## AIM
Word for word, copy all the data and drop the pictures.
+ + + +
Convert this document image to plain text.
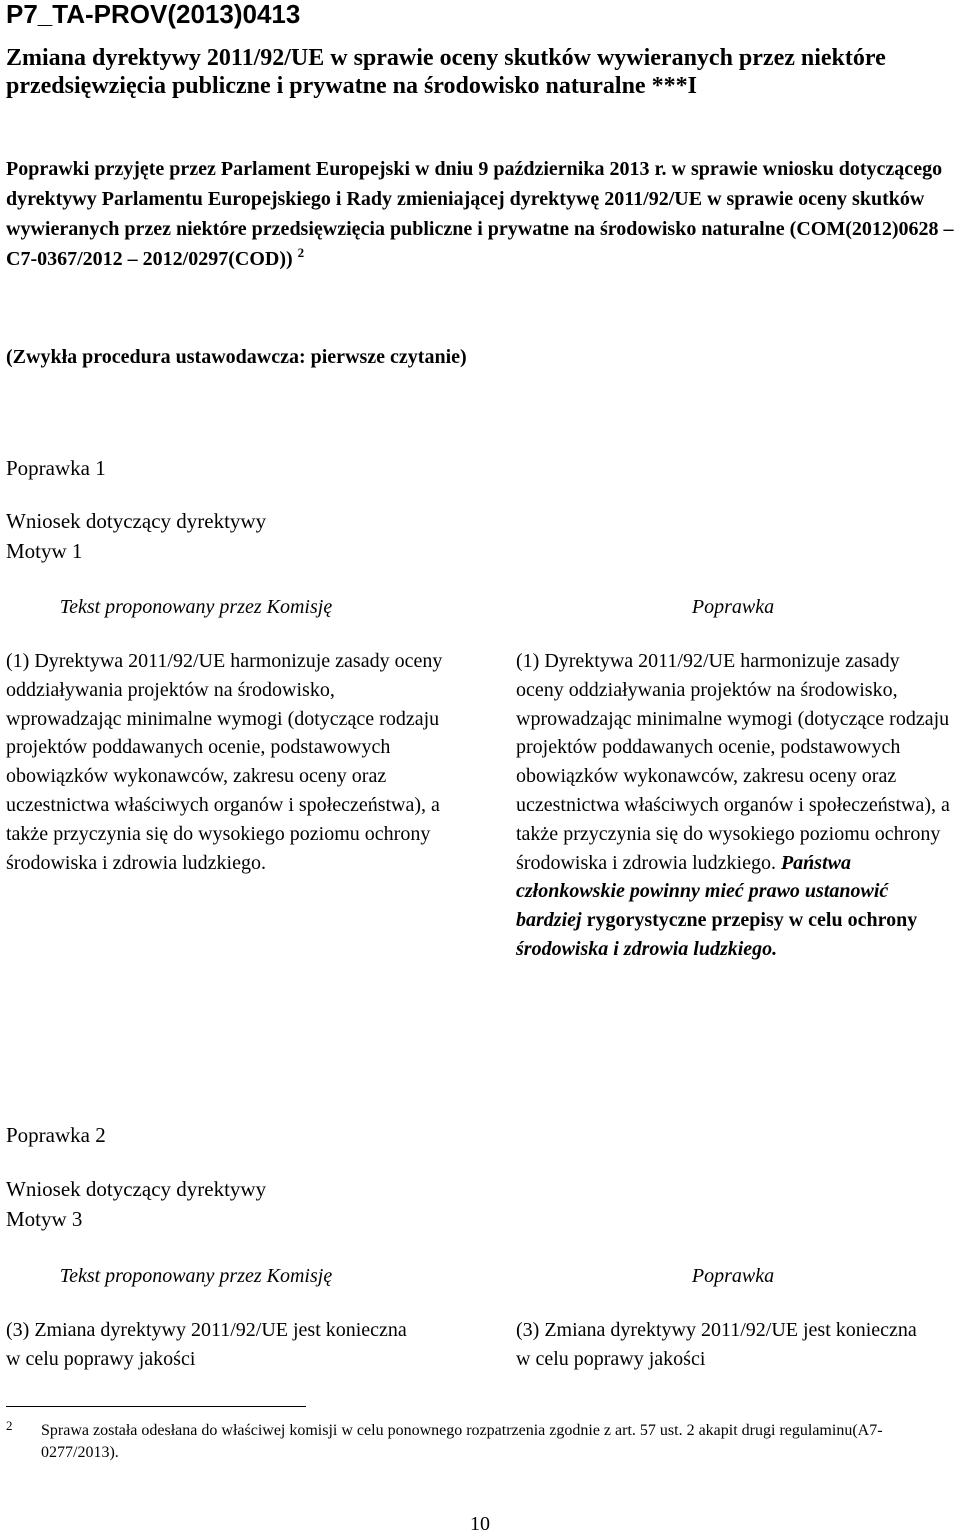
P7_TA-PROV(2013)0413

Zmiana dyrektywy 2011/92/UE w sprawie oceny skutków wywieranych przez niektóre przedsięwzięcia publiczne i prywatne na środowisko naturalne ***I

Poprawki przyjęte przez Parlament Europejski w dniu 9 października 2013 r. w sprawie wniosku dotyczącego dyrektywy Parlamentu Europejskiego i Rady zmieniającej dyrektywę 2011/92/UE w sprawie oceny skutków wywieranych przez niektóre przedsięwzięcia publiczne i prywatne na środowisko naturalne (COM(2012)0628 – C7-0367/2012 – 2012/0297(COD)) $^2$

(Zwykła procedura ustawodawcza: pierwsze czytanie)

Poprawka 1

Wniosek dotyczący dyrektywy

Motyw 1

Tekst proponowany przez Komisję	Poprawka

(1) Dyrektywa 2011/92/UE harmonizuje zasady oceny oddziaływania projektów na środowisko, wprowadzając minimalne wymogi (dotyczące rodzaju projektów poddawanych ocenie, podstawowych obowiązków wykonawców, zakresu oceny oraz uczestnictwa właściwych organów i społeczeństwa), a także przyczynia się do wysokiego poziomu ochrony środowiska i zdrowia ludzkiego.

(1) Dyrektywa 2011/92/UE harmonizuje zasady oceny oddziaływania projektów na środowisko, wprowadzając minimalne wymogi (dotyczące rodzaju projektów poddawanych ocenie, podstawowych obowiązków wykonawców, zakresu oceny oraz uczestnictwa właściwych organów i społeczeństwa), a także przyczynia się do wysokiego poziomu ochrony środowiska i zdrowia ludzkiego. Państwa członkowskie powinny mieć prawo ustanowić bardziej rygorystyczne przepisy w celu ochrony środowiska i zdrowia ludzkiego.

Poprawka 2

Wniosek dotyczący dyrektywy

Motyw 3

Tekst proponowany przez Komisję	Poprawka

(3) Zmiana dyrektywy 2011/92/UE jest konieczna w celu poprawy jakości

(3) Zmiana dyrektywy 2011/92/UE jest konieczna w celu poprawy jakości

2 Sprawa została odesłana do właściwej komisji w celu ponownego rozpatrzenia zgodnie z art. 57 ust. 2 akapit drugi regulaminu(A7-0277/2013).

10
+ + + +
## WRITTEN SOLUTION
Convert this document image to plain text.
P7_TA-PROV(2013)0413

Zmiana dyrektywy 2011/92/UE w sprawie oceny skutków wywieranych przez niektóre przedsięwzięcia publiczne i prywatne na środowisko naturalne ***I

Poprawki przyjęte przez Parlament Europejski w dniu 9 października 2013 r. w sprawie wniosku dotyczącego dyrektywy Parlamentu Europejskiego i Rady zmieniającej dyrektywę 2011/92/UE w sprawie oceny skutków wywieranych przez niektóre przedsięwzięcia publiczne i prywatne na środowisko naturalne (COM(2012)0628 – C7-0367/2012 – 2012/0297(COD)) $^2$

(Zwykła procedura ustawodawcza: pierwsze czytanie)

Poprawka 1

Wniosek dotyczący dyrektywy

Motyw 1

Tekst proponowany przez Komisję	Poprawka

(1) Dyrektywa 2011/92/UE harmonizuje zasady oceny oddziaływania projektów na środowisko, wprowadzając minimalne wymogi (dotyczące rodzaju projektów poddawanych ocenie, podstawowych obowiązków wykonawców, zakresu oceny oraz uczestnictwa właściwych organów i społeczeństwa), a także przyczynia się do wysokiego poziomu ochrony środowiska i zdrowia ludzkiego.

(1) Dyrektywa 2011/92/UE harmonizuje zasady oceny oddziaływania projektów na środowisko, wprowadzając minimalne wymogi (dotyczące rodzaju projektów poddawanych ocenie, podstawowych obowiązków wykonawców, zakresu oceny oraz uczestnictwa właściwych organów i społeczeństwa), a także przyczynia się do wysokiego poziomu ochrony środowiska i zdrowia ludzkiego. Państwa członkowskie powinny mieć prawo ustanowić bardziej rygorystyczne przepisy w celu ochrony środowiska i zdrowia ludzkiego.

Poprawka 2

Wniosek dotyczący dyrektywy

Motyw 3

Tekst proponowany przez Komisję	Poprawka

(3) Zmiana dyrektywy 2011/92/UE jest konieczna w celu poprawy jakości

(3) Zmiana dyrektywy 2011/92/UE jest konieczna w celu poprawy jakości

2 Sprawa została odesłana do właściwej komisji w celu ponownego rozpatrzenia zgodnie z art. 57 ust. 2 akapit drugi regulaminu(A7-0277/2013).

10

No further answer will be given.